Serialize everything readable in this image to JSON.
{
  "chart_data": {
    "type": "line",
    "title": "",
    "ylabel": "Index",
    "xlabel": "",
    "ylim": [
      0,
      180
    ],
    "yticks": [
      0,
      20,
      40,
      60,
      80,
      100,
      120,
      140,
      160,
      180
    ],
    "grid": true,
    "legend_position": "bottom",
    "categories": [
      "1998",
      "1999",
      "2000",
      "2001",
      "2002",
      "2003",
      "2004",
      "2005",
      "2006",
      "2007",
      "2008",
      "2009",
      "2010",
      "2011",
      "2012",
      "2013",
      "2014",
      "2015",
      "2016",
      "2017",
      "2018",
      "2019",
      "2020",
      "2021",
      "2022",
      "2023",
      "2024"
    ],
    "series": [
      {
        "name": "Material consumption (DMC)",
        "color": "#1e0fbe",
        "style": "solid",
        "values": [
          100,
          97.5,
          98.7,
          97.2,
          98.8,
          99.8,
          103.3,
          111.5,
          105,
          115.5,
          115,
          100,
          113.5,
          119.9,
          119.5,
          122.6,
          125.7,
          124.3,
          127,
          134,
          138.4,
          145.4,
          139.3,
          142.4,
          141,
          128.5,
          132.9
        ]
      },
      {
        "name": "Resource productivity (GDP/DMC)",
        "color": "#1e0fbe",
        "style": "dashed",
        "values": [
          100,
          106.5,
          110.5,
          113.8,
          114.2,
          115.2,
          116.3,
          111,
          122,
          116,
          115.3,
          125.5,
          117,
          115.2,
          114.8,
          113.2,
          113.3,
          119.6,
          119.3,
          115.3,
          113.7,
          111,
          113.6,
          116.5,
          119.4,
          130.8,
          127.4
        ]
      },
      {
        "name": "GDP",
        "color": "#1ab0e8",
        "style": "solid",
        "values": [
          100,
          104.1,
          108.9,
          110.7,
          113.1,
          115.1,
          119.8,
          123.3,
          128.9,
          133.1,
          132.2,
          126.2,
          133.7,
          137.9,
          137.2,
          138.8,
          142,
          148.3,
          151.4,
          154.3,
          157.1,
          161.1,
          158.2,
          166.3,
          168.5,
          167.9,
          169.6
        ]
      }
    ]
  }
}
○ ○ ○ ○
● Task description
Generate an exact reproduction of all entries.

● The output
Serialize everything readable in this image to JSON.
{
  "chart_data": {
    "type": "line",
    "title": "",
    "ylabel": "Index",
    "xlabel": "",
    "ylim": [
      0,
      180
    ],
    "yticks": [
      0,
      20,
      40,
      60,
      80,
      100,
      120,
      140,
      160,
      180
    ],
    "grid": true,
    "legend_position": "bottom",
    "categories": [
      "1998",
      "1999",
      "2000",
      "2001",
      "2002",
      "2003",
      "2004",
      "2005",
      "2006",
      "2007",
      "2008",
      "2009",
      "2010",
      "2011",
      "2012",
      "2013",
      "2014",
      "2015",
      "2016",
      "2017",
      "2018",
      "2019",
      "2020",
      "2021",
      "2022",
      "2023",
      "2024"
    ],
    "series": [
      {
        "name": "Material consumption (DMC)",
        "color": "#1e0fbe",
        "style": "solid",
        "values": [
          100,
          97.5,
          98.7,
          97.2,
          98.8,
          99.8,
          103.3,
          111.5,
          105,
          115.5,
          115,
          100,
          113.5,
          119.9,
          119.5,
          122.6,
          125.7,
          124.3,
          127,
          134,
          138.4,
          145.4,
          139.3,
          142.4,
          141,
          128.5,
          132.9
        ]
      },
      {
        "name": "Resource productivity (GDP/DMC)",
        "color": "#1e0fbe",
        "style": "dashed",
        "values": [
          100,
          106.5,
          110.5,
          113.8,
          114.2,
          115.2,
          116.3,
          111,
          122,
          116,
          115.3,
          125.5,
          117,
          115.2,
          114.8,
          113.2,
          113.3,
          119.6,
          119.3,
          115.3,
          113.7,
          111,
          113.6,
          116.5,
          119.4,
          130.8,
          127.4
        ]
      },
      {
        "name": "GDP",
        "color": "#1ab0e8",
        "style": "solid",
        "values": [
          100,
          104.1,
          108.9,
          110.7,
          113.1,
          115.1,
          119.8,
          123.3,
          128.9,
          133.1,
          132.2,
          126.2,
          133.7,
          137.9,
          137.2,
          138.8,
          142,
          148.3,
          151.4,
          154.3,
          157.1,
          161.1,
          158.2,
          166.3,
          168.5,
          167.9,
          169.6
        ]
      }
    ]
  }
}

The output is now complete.